Provided records.
########################################
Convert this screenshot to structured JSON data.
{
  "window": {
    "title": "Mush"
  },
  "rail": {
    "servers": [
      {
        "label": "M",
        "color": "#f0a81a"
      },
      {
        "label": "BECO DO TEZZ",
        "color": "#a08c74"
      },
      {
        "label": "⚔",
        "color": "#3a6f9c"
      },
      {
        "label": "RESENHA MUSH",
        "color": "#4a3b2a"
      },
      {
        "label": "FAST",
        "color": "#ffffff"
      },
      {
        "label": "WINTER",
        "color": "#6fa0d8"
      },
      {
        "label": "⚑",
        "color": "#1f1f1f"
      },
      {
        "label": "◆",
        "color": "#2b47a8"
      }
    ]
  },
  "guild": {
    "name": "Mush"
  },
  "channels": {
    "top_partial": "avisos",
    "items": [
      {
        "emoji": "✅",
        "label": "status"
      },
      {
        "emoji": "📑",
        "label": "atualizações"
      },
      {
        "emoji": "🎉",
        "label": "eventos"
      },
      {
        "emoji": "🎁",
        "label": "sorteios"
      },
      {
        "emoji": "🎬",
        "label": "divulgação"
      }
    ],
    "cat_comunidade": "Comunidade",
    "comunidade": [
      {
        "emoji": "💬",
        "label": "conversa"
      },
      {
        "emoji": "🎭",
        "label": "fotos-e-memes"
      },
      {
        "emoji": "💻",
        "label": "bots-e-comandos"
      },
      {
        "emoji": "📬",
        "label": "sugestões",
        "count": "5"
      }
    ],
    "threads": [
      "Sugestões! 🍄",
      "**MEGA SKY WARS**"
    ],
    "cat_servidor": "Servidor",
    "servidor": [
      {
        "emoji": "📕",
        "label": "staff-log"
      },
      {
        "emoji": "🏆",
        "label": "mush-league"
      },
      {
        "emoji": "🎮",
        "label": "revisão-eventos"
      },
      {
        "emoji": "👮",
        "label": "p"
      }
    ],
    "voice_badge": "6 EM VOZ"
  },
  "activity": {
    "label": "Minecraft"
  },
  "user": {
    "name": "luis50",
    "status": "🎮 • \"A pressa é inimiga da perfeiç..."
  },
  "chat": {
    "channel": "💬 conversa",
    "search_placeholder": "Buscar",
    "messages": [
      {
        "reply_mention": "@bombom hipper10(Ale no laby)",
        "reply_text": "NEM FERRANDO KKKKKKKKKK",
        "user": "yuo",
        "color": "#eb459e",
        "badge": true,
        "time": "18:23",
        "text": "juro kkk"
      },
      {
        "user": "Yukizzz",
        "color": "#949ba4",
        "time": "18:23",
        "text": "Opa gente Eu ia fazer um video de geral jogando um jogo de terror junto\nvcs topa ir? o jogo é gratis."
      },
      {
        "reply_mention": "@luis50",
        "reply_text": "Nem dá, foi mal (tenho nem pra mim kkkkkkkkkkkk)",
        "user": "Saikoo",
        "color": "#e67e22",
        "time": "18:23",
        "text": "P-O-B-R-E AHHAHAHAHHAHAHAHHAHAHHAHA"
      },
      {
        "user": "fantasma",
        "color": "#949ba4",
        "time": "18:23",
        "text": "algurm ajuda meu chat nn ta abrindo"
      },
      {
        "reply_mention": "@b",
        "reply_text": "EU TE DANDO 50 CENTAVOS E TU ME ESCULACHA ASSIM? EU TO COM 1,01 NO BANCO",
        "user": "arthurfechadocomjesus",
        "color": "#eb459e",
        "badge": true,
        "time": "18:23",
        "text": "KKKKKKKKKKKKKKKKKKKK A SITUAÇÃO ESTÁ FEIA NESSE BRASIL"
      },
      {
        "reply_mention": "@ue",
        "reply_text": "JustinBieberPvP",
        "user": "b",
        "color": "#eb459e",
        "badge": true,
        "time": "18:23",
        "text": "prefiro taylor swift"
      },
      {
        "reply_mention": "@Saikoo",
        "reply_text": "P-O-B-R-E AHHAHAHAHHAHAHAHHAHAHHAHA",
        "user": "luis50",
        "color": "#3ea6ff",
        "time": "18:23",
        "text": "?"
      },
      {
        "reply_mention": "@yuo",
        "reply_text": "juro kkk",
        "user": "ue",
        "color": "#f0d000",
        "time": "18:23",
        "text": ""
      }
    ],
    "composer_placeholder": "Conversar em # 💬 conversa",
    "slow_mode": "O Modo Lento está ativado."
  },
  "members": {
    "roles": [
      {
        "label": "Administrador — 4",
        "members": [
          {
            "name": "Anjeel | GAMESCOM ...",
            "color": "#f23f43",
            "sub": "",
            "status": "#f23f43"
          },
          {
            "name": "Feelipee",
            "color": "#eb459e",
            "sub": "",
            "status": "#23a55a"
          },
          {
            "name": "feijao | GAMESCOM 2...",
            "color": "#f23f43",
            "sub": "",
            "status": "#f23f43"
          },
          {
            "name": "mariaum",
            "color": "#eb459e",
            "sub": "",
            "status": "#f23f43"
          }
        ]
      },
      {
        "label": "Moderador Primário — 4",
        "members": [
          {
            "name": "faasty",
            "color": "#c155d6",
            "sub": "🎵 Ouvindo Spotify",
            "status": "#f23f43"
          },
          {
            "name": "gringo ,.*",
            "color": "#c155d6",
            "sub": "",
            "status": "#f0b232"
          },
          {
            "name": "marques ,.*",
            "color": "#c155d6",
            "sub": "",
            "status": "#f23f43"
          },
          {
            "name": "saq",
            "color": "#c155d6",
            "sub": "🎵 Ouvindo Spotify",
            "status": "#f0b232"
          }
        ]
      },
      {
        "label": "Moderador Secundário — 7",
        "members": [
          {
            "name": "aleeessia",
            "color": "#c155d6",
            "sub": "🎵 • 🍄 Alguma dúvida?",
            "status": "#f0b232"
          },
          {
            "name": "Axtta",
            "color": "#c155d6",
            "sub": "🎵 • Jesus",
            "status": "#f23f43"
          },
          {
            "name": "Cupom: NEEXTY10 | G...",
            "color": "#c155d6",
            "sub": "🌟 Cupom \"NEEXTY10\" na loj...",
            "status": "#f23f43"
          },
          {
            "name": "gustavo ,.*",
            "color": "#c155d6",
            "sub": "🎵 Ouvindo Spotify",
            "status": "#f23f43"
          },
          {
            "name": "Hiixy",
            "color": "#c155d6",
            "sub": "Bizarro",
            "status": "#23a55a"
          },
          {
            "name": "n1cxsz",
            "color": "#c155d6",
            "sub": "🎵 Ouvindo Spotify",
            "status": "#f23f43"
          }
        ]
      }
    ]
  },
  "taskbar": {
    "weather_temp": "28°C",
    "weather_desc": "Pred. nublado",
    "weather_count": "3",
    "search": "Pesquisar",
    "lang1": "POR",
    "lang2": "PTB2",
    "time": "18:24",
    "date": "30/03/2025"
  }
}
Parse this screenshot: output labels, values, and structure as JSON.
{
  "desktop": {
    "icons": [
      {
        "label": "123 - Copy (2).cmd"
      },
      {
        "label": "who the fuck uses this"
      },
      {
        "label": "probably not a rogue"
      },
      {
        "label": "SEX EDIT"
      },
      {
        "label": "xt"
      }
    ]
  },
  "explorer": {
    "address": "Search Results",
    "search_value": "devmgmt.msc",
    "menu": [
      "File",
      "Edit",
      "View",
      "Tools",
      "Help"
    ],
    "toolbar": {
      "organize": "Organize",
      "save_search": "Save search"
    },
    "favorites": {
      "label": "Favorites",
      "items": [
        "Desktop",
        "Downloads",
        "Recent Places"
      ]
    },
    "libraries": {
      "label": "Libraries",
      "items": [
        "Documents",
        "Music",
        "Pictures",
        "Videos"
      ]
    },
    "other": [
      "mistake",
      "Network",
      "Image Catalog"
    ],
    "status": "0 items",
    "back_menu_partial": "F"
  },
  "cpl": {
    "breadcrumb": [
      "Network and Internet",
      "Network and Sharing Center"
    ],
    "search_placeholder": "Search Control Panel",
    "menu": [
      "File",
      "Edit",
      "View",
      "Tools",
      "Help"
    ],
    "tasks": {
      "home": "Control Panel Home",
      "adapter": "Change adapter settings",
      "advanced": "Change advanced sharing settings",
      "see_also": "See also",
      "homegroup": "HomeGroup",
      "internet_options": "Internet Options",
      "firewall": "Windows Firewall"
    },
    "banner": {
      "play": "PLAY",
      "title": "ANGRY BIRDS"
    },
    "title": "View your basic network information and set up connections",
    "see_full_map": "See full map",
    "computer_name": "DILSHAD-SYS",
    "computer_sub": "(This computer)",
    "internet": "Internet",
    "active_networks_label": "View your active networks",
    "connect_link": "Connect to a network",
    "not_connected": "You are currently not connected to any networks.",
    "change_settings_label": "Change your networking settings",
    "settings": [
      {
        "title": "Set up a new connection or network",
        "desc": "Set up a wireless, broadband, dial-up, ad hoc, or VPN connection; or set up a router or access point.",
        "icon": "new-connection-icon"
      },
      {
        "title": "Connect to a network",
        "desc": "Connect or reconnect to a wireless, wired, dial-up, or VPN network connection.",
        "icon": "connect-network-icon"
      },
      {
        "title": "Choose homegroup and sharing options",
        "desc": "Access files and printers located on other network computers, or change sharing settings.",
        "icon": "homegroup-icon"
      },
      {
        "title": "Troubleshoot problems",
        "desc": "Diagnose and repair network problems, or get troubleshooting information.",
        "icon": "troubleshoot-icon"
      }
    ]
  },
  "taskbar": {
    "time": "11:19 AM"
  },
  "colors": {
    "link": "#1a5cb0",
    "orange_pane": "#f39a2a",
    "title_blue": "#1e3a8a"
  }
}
########################################
Given task.
Read through the lines above and collect those that contain the string "Panel".

Correct output.
    "search_placeholder": "Search Control Panel",
      "home": "Control Panel Home",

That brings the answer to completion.